- Aim of the exercise:
Identify each line in the records below that contains the word "content", and copy it.

[Extracted data entries]
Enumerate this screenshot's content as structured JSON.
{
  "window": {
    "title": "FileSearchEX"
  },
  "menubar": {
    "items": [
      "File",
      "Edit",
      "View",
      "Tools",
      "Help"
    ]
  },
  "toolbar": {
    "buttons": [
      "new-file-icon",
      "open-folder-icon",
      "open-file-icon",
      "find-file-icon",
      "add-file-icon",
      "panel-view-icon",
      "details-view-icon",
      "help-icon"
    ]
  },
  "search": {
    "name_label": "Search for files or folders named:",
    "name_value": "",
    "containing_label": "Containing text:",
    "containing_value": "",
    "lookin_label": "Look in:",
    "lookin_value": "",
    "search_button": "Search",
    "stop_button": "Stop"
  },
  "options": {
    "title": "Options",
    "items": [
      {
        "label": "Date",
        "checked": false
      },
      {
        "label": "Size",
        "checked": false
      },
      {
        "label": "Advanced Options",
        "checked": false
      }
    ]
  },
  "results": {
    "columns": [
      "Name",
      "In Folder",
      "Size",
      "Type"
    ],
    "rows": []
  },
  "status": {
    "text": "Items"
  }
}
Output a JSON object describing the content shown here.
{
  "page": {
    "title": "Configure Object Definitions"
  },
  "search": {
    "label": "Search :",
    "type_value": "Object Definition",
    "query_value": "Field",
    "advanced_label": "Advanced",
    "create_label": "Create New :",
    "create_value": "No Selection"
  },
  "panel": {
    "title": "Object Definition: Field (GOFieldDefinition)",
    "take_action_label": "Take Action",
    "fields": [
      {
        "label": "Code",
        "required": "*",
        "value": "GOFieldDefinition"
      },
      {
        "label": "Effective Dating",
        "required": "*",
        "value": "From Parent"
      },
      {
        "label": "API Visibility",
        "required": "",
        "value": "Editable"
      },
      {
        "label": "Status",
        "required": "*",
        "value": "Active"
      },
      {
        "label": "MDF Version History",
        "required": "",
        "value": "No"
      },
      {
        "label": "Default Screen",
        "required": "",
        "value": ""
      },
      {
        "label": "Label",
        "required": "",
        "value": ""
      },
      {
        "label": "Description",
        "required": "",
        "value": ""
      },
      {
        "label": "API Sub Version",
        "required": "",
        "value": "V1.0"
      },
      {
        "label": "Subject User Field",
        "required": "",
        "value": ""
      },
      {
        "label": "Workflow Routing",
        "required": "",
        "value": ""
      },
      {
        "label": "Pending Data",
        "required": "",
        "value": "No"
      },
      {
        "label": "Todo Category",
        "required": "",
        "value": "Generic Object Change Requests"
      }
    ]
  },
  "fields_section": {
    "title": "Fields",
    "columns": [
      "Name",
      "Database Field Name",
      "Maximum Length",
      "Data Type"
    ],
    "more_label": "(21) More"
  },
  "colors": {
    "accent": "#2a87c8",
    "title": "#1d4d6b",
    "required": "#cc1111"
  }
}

- Task answer:
Enumerate this screenshot's content as structured JSON.
Output a JSON object describing the content shown here.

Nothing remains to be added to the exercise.